Material —
##########

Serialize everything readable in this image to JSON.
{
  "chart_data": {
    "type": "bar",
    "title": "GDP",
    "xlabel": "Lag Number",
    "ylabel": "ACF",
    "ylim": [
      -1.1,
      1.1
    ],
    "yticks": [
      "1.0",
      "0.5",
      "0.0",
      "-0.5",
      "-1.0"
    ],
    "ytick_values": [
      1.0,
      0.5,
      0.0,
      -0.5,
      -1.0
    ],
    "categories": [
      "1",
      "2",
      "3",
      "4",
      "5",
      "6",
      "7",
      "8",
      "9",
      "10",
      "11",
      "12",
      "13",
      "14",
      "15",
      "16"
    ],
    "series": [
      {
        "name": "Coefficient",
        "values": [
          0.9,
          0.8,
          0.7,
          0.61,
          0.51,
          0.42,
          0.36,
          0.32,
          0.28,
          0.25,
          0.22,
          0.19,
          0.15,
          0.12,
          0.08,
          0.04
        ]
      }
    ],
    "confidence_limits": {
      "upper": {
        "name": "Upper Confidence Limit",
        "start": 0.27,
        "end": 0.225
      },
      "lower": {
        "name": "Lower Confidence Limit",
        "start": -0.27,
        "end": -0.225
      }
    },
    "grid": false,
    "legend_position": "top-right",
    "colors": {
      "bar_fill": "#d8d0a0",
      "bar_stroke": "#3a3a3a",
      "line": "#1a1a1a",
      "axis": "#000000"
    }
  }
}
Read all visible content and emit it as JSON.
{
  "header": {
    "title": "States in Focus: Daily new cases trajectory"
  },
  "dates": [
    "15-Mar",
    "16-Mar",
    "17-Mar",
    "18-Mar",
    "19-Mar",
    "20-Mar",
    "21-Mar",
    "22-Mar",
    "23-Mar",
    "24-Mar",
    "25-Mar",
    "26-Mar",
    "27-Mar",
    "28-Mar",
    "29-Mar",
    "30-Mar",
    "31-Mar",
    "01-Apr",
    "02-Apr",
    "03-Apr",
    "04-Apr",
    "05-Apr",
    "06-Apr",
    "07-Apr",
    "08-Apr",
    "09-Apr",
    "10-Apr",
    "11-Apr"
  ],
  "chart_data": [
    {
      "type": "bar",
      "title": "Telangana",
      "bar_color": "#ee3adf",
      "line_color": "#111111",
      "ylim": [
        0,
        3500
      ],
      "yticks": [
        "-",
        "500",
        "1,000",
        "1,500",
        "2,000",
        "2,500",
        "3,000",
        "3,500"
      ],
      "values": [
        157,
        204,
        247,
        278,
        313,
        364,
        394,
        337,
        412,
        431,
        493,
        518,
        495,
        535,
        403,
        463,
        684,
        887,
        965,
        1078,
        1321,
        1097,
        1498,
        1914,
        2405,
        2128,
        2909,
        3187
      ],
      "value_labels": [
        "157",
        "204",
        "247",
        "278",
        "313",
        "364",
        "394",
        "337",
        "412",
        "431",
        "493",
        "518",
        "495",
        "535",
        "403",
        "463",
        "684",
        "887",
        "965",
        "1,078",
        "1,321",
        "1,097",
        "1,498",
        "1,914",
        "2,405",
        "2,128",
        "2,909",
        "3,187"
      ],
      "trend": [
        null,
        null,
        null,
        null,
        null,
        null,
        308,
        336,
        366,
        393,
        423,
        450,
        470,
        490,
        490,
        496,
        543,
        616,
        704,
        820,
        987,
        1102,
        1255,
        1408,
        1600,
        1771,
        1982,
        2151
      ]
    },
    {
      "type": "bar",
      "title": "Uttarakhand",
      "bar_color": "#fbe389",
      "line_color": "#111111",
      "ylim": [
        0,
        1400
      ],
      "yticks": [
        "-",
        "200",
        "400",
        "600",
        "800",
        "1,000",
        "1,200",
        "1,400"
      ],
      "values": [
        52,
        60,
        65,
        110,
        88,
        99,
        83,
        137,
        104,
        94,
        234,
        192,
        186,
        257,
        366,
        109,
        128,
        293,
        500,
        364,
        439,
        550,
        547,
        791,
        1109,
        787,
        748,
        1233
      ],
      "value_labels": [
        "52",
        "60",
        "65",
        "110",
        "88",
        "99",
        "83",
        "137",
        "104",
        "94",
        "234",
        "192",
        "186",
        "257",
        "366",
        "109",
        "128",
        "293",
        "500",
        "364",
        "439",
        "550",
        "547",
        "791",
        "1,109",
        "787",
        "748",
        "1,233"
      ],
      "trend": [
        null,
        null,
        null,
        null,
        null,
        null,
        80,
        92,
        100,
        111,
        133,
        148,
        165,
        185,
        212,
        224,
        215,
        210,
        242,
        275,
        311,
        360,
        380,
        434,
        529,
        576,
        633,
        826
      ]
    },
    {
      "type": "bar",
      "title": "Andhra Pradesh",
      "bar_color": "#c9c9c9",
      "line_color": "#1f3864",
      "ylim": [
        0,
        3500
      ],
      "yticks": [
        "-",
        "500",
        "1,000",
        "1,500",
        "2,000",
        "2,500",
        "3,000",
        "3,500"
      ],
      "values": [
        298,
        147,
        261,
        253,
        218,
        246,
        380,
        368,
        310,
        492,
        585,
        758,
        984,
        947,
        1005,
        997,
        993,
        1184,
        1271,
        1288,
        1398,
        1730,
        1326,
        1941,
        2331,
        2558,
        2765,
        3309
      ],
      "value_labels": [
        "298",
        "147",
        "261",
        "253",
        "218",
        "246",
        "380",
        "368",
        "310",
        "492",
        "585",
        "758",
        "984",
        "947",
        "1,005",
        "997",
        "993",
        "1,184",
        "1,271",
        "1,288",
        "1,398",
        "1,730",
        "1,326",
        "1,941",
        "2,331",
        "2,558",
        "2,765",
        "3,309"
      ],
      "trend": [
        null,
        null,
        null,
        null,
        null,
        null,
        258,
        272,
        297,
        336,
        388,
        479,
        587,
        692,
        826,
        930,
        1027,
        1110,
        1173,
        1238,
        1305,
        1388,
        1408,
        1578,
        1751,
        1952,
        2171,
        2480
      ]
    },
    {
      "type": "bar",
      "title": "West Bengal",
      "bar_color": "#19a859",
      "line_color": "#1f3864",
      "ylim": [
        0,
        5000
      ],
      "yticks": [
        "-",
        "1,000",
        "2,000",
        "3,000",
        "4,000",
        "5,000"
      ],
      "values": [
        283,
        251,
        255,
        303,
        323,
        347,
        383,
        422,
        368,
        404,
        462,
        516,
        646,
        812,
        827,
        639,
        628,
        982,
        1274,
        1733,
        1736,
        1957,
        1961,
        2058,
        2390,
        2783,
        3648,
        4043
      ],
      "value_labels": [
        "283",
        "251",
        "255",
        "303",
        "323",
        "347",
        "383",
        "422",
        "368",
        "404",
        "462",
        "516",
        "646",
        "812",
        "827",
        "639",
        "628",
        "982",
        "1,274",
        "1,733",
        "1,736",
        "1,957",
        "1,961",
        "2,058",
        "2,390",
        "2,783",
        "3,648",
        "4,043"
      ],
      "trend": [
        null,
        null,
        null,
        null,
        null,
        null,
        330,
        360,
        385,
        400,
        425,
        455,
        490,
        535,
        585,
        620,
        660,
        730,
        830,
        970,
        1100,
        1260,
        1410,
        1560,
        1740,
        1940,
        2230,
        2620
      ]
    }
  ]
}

##########

Direction — Please quote the records above exactly, without skipping a line.

Response to the exercise —
Serialize everything readable in this image to JSON.
{
  "chart_data": {
    "type": "bar",
    "title": "GDP",
    "xlabel": "Lag Number",
    "ylabel": "ACF",
    "ylim": [
      -1.1,
      1.1
    ],
    "yticks": [
      "1.0",
      "0.5",
      "0.0",
      "-0.5",
      "-1.0"
    ],
    "ytick_values": [
      1.0,
      0.5,
      0.0,
      -0.5,
      -1.0
    ],
    "categories": [
      "1",
      "2",
      "3",
      "4",
      "5",
      "6",
      "7",
      "8",
      "9",
      "10",
      "11",
      "12",
      "13",
      "14",
      "15",
      "16"
    ],
    "series": [
      {
        "name": "Coefficient",
        "values": [
          0.9,
          0.8,
          0.7,
          0.61,
          0.51,
          0.42,
          0.36,
          0.32,
          0.28,
          0.25,
          0.22,
          0.19,
          0.15,
          0.12,
          0.08,
          0.04
        ]
      }
    ],
    "confidence_limits": {
      "upper": {
        "name": "Upper Confidence Limit",
        "start": 0.27,
        "end": 0.225
      },
      "lower": {
        "name": "Lower Confidence Limit",
        "start": -0.27,
        "end": -0.225
      }
    },
    "grid": false,
    "legend_position": "top-right",
    "colors": {
      "bar_fill": "#d8d0a0",
      "bar_stroke": "#3a3a3a",
      "line": "#1a1a1a",
      "axis": "#000000"
    }
  }
}
Read all visible content and emit it as JSON.
{
  "header": {
    "title": "States in Focus: Daily new cases trajectory"
  },
  "dates": [
    "15-Mar",
    "16-Mar",
    "17-Mar",
    "18-Mar",
    "19-Mar",
    "20-Mar",
    "21-Mar",
    "22-Mar",
    "23-Mar",
    "24-Mar",
    "25-Mar",
    "26-Mar",
    "27-Mar",
    "28-Mar",
    "29-Mar",
    "30-Mar",
    "31-Mar",
    "01-Apr",
    "02-Apr",
    "03-Apr",
    "04-Apr",
    "05-Apr",
    "06-Apr",
    "07-Apr",
    "08-Apr",
    "09-Apr",
    "10-Apr",
    "11-Apr"
  ],
  "chart_data": [
    {
      "type": "bar",
      "title": "Telangana",
      "bar_color": "#ee3adf",
      "line_color": "#111111",
      "ylim": [
        0,
        3500
      ],
      "yticks": [
        "-",
        "500",
        "1,000",
        "1,500",
        "2,000",
        "2,500",
        "3,000",
        "3,500"
      ],
      "values": [
        157,
        204,
        247,
        278,
        313,
        364,
        394,
        337,
        412,
        431,
        493,
        518,
        495,
        535,
        403,
        463,
        684,
        887,
        965,
        1078,
        1321,
        1097,
        1498,
        1914,
        2405,
        2128,
        2909,
        3187
      ],
      "value_labels": [
        "157",
        "204",
        "247",
        "278",
        "313",
        "364",
        "394",
        "337",
        "412",
        "431",
        "493",
        "518",
        "495",
        "535",
        "403",
        "463",
        "684",
        "887",
        "965",
        "1,078",
        "1,321",
        "1,097",
        "1,498",
        "1,914",
        "2,405",
        "2,128",
        "2,909",
        "3,187"
      ],
      "trend": [
        null,
        null,
        null,
        null,
        null,
        null,
        308,
        336,
        366,
        393,
        423,
        450,
        470,
        490,
        490,
        496,
        543,
        616,
        704,
        820,
        987,
        1102,
        1255,
        1408,
        1600,
        1771,
        1982,
        2151
      ]
    },
    {
      "type": "bar",
      "title": "Uttarakhand",
      "bar_color": "#fbe389",
      "line_color": "#111111",
      "ylim": [
        0,
        1400
      ],
      "yticks": [
        "-",
        "200",
        "400",
        "600",
        "800",
        "1,000",
        "1,200",
        "1,400"
      ],
      "values": [
        52,
        60,
        65,
        110,
        88,
        99,
        83,
        137,
        104,
        94,
        234,
        192,
        186,
        257,
        366,
        109,
        128,
        293,
        500,
        364,
        439,
        550,
        547,
        791,
        1109,
        787,
        748,
        1233
      ],
      "value_labels": [
        "52",
        "60",
        "65",
        "110",
        "88",
        "99",
        "83",
        "137",
        "104",
        "94",
        "234",
        "192",
        "186",
        "257",
        "366",
        "109",
        "128",
        "293",
        "500",
        "364",
        "439",
        "550",
        "547",
        "791",
        "1,109",
        "787",
        "748",
        "1,233"
      ],
      "trend": [
        null,
        null,
        null,
        null,
        null,
        null,
        80,
        92,
        100,
        111,
        133,
        148,
        165,
        185,
        212,
        224,
        215,
        210,
        242,
        275,
        311,
        360,
        380,
        434,
        529,
        576,
        633,
        826
      ]
    },
    {
      "type": "bar",
      "title": "Andhra Pradesh",
      "bar_color": "#c9c9c9",
      "line_color": "#1f3864",
      "ylim": [
        0,
        3500
      ],
      "yticks": [
        "-",
        "500",
        "1,000",
        "1,500",
        "2,000",
        "2,500",
        "3,000",
        "3,500"
      ],
      "values": [
        298,
        147,
        261,
        253,
        218,
        246,
        380,
        368,
        310,
        492,
        585,
        758,
        984,
        947,
        1005,
        997,
        993,
        1184,
        1271,
        1288,
        1398,
        1730,
        1326,
        1941,
        2331,
        2558,
        2765,
        3309
      ],
      "value_labels": [
        "298",
        "147",
        "261",
        "253",
        "218",
        "246",
        "380",
        "368",
        "310",
        "492",
        "585",
        "758",
        "984",
        "947",
        "1,005",
        "997",
        "993",
        "1,184",
        "1,271",
        "1,288",
        "1,398",
        "1,730",
        "1,326",
        "1,941",
        "2,331",
        "2,558",
        "2,765",
        "3,309"
      ],
      "trend": [
        null,
        null,
        null,
        null,
        null,
        null,
        258,
        272,
        297,
        336,
        388,
        479,
        587,
        692,
        826,
        930,
        1027,
        1110,
        1173,
        1238,
        1305,
        1388,
        1408,
        1578,
        1751,
        1952,
        2171,
        2480
      ]
    },
    {
      "type": "bar",
      "title": "West Bengal",
      "bar_color": "#19a859",
      "line_color": "#1f3864",
      "ylim": [
        0,
        5000
      ],
      "yticks": [
        "-",
        "1,000",
        "2,000",
        "3,000",
        "4,000",
        "5,000"
      ],
      "values": [
        283,
        251,
        255,
        303,
        323,
        347,
        383,
        422,
        368,
        404,
        462,
        516,
        646,
        812,
        827,
        639,
        628,
        982,
        1274,
        1733,
        1736,
        1957,
        1961,
        2058,
        2390,
        2783,
        3648,
        4043
      ],
      "value_labels": [
        "283",
        "251",
        "255",
        "303",
        "323",
        "347",
        "383",
        "422",
        "368",
        "404",
        "462",
        "516",
        "646",
        "812",
        "827",
        "639",
        "628",
        "982",
        "1,274",
        "1,733",
        "1,736",
        "1,957",
        "1,961",
        "2,058",
        "2,390",
        "2,783",
        "3,648",
        "4,043"
      ],
      "trend": [
        null,
        null,
        null,
        null,
        null,
        null,
        330,
        360,
        385,
        400,
        425,
        455,
        490,
        535,
        585,
        620,
        660,
        730,
        830,
        970,
        1100,
        1260,
        1410,
        1560,
        1740,
        1940,
        2230,
        2620
      ]
    }
  ]
}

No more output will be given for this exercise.